Collected data:
^^^^^^^^^^^^^^^^

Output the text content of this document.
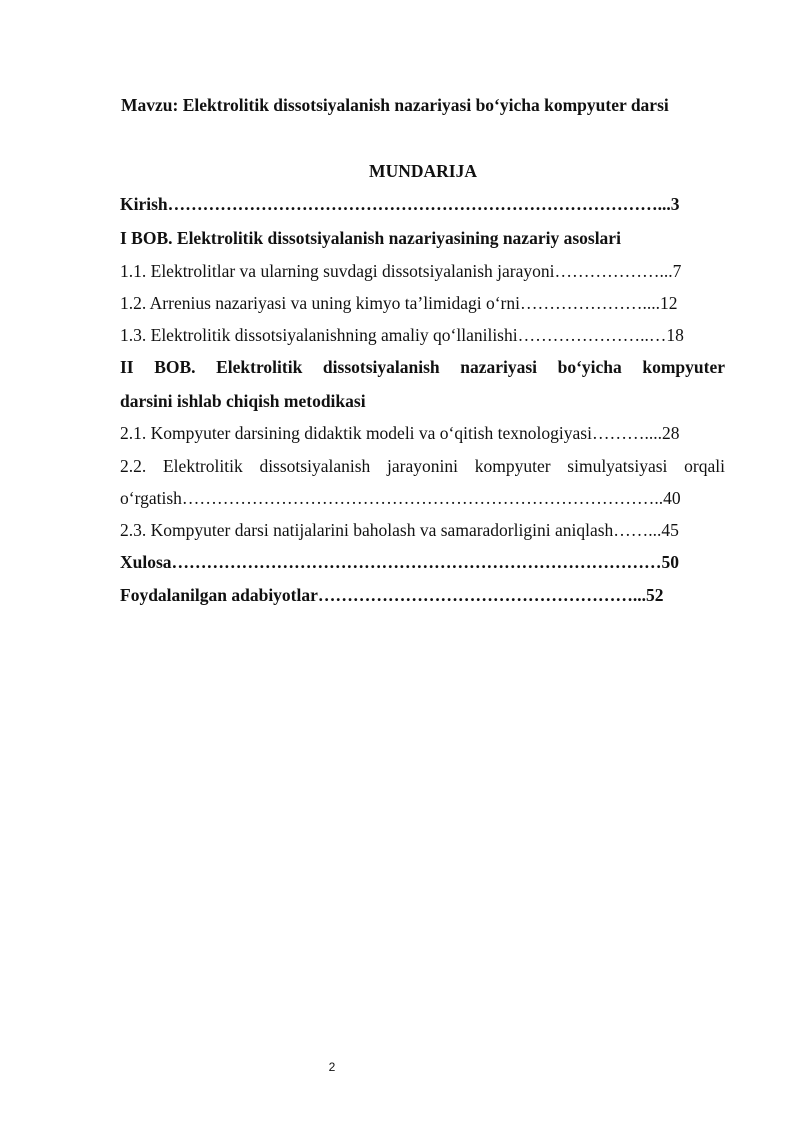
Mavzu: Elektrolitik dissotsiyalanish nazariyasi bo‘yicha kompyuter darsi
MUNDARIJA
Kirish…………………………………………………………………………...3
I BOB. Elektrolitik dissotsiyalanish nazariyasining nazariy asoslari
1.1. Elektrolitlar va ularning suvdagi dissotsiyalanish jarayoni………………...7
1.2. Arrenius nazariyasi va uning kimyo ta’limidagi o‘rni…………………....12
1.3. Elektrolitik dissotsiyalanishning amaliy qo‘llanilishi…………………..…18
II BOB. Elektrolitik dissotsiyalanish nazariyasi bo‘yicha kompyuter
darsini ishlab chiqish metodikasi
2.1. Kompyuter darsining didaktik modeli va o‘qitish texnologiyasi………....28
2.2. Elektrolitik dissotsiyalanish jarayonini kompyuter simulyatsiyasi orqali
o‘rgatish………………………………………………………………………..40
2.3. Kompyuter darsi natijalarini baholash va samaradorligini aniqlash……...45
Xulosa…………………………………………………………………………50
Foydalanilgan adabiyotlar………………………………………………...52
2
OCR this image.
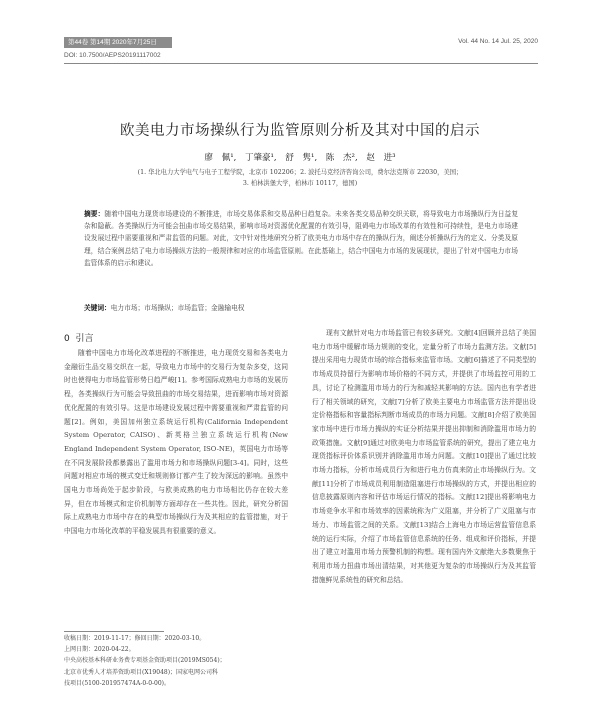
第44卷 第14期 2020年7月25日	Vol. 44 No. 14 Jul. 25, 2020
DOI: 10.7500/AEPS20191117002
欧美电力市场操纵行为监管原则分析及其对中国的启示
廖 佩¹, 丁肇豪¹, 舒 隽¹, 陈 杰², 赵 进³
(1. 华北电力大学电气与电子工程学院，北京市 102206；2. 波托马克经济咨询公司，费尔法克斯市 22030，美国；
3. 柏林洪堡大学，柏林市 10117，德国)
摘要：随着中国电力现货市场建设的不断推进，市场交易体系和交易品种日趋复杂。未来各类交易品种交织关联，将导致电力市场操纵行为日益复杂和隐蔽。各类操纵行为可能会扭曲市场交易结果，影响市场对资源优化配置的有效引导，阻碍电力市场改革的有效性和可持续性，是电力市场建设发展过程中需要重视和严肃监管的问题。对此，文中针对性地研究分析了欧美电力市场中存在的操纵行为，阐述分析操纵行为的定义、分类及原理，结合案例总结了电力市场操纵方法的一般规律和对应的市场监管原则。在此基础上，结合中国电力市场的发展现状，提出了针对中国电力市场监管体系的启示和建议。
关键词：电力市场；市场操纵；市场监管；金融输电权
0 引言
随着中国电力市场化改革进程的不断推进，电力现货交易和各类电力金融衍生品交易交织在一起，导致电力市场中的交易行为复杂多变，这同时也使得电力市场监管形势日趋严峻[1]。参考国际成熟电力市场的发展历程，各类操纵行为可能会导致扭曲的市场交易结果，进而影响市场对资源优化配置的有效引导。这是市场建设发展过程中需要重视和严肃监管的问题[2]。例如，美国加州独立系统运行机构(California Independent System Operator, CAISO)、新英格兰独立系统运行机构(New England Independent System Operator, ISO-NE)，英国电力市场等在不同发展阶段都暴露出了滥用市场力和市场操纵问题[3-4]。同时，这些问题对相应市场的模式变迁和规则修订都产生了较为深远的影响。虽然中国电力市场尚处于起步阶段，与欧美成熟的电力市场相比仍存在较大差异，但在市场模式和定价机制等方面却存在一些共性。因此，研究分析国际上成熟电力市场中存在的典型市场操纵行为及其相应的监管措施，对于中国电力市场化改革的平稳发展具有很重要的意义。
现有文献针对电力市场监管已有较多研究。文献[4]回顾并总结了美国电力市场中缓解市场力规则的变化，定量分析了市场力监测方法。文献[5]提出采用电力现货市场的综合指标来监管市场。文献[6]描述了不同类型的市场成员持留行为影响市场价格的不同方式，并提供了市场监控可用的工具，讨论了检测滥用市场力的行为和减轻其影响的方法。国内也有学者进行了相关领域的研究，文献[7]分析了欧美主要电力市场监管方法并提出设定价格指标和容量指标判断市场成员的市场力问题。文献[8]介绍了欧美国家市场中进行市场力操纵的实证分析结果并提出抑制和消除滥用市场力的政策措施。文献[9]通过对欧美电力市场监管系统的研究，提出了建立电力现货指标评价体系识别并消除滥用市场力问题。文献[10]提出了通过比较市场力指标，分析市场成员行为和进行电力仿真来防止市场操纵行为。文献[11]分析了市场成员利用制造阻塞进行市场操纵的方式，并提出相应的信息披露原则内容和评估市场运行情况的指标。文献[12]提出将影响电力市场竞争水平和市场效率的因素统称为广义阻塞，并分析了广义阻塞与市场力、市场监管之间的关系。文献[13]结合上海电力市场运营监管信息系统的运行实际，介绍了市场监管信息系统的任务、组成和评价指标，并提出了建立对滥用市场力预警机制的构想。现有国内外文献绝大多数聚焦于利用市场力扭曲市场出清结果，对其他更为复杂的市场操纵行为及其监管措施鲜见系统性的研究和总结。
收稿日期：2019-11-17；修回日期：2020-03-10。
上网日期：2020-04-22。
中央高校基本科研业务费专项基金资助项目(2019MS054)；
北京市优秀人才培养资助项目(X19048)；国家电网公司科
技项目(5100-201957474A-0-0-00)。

^^^^^^^^^^^^^^^^

Please transcribe the material above exactly as written. Leave the pictures out.

Output the text content of this document.
Mavzu: Elektrolitik dissotsiyalanish nazariyasi bo‘yicha kompyuter darsi
MUNDARIJA
Kirish…………………………………………………………………………...3
I BOB. Elektrolitik dissotsiyalanish nazariyasining nazariy asoslari
1.1. Elektrolitlar va ularning suvdagi dissotsiyalanish jarayoni………………...7
1.2. Arrenius nazariyasi va uning kimyo ta’limidagi o‘rni…………………....12
1.3. Elektrolitik dissotsiyalanishning amaliy qo‘llanilishi…………………..…18
II BOB. Elektrolitik dissotsiyalanish nazariyasi bo‘yicha kompyuter
darsini ishlab chiqish metodikasi
2.1. Kompyuter darsining didaktik modeli va o‘qitish texnologiyasi………....28
2.2. Elektrolitik dissotsiyalanish jarayonini kompyuter simulyatsiyasi orqali
o‘rgatish………………………………………………………………………..40
2.3. Kompyuter darsi natijalarini baholash va samaradorligini aniqlash……...45
Xulosa…………………………………………………………………………50
Foydalanilgan adabiyotlar………………………………………………...52
2
OCR this image.
第44卷 第14期 2020年7月25日	Vol. 44 No. 14 Jul. 25, 2020
DOI: 10.7500/AEPS20191117002
欧美电力市场操纵行为监管原则分析及其对中国的启示
廖 佩¹, 丁肇豪¹, 舒 隽¹, 陈 杰², 赵 进³
(1. 华北电力大学电气与电子工程学院，北京市 102206；2. 波托马克经济咨询公司，费尔法克斯市 22030，美国；
3. 柏林洪堡大学，柏林市 10117，德国)
摘要：随着中国电力现货市场建设的不断推进，市场交易体系和交易品种日趋复杂。未来各类交易品种交织关联，将导致电力市场操纵行为日益复杂和隐蔽。各类操纵行为可能会扭曲市场交易结果，影响市场对资源优化配置的有效引导，阻碍电力市场改革的有效性和可持续性，是电力市场建设发展过程中需要重视和严肃监管的问题。对此，文中针对性地研究分析了欧美电力市场中存在的操纵行为，阐述分析操纵行为的定义、分类及原理，结合案例总结了电力市场操纵方法的一般规律和对应的市场监管原则。在此基础上，结合中国电力市场的发展现状，提出了针对中国电力市场监管体系的启示和建议。
关键词：电力市场；市场操纵；市场监管；金融输电权
0 引言
随着中国电力市场化改革进程的不断推进，电力现货交易和各类电力金融衍生品交易交织在一起，导致电力市场中的交易行为复杂多变，这同时也使得电力市场监管形势日趋严峻[1]。参考国际成熟电力市场的发展历程，各类操纵行为可能会导致扭曲的市场交易结果，进而影响市场对资源优化配置的有效引导。这是市场建设发展过程中需要重视和严肃监管的问题[2]。例如，美国加州独立系统运行机构(California Independent System Operator, CAISO)、新英格兰独立系统运行机构(New England Independent System Operator, ISO-NE)，英国电力市场等在不同发展阶段都暴露出了滥用市场力和市场操纵问题[3-4]。同时，这些问题对相应市场的模式变迁和规则修订都产生了较为深远的影响。虽然中国电力市场尚处于起步阶段，与欧美成熟的电力市场相比仍存在较大差异，但在市场模式和定价机制等方面却存在一些共性。因此，研究分析国际上成熟电力市场中存在的典型市场操纵行为及其相应的监管措施，对于中国电力市场化改革的平稳发展具有很重要的意义。
现有文献针对电力市场监管已有较多研究。文献[4]回顾并总结了美国电力市场中缓解市场力规则的变化，定量分析了市场力监测方法。文献[5]提出采用电力现货市场的综合指标来监管市场。文献[6]描述了不同类型的市场成员持留行为影响市场价格的不同方式，并提供了市场监控可用的工具，讨论了检测滥用市场力的行为和减轻其影响的方法。国内也有学者进行了相关领域的研究，文献[7]分析了欧美主要电力市场监管方法并提出设定价格指标和容量指标判断市场成员的市场力问题。文献[8]介绍了欧美国家市场中进行市场力操纵的实证分析结果并提出抑制和消除滥用市场力的政策措施。文献[9]通过对欧美电力市场监管系统的研究，提出了建立电力现货指标评价体系识别并消除滥用市场力问题。文献[10]提出了通过比较市场力指标，分析市场成员行为和进行电力仿真来防止市场操纵行为。文献[11]分析了市场成员利用制造阻塞进行市场操纵的方式，并提出相应的信息披露原则内容和评估市场运行情况的指标。文献[12]提出将影响电力市场竞争水平和市场效率的因素统称为广义阻塞，并分析了广义阻塞与市场力、市场监管之间的关系。文献[13]结合上海电力市场运营监管信息系统的运行实际，介绍了市场监管信息系统的任务、组成和评价指标，并提出了建立对滥用市场力预警机制的构想。现有国内外文献绝大多数聚焦于利用市场力扭曲市场出清结果，对其他更为复杂的市场操纵行为及其监管措施鲜见系统性的研究和总结。
收稿日期：2019-11-17；修回日期：2020-03-10。
上网日期：2020-04-22。
中央高校基本科研业务费专项基金资助项目(2019MS054)；
北京市优秀人才培养资助项目(X19048)；国家电网公司科
技项目(5100-201957474A-0-0-00)。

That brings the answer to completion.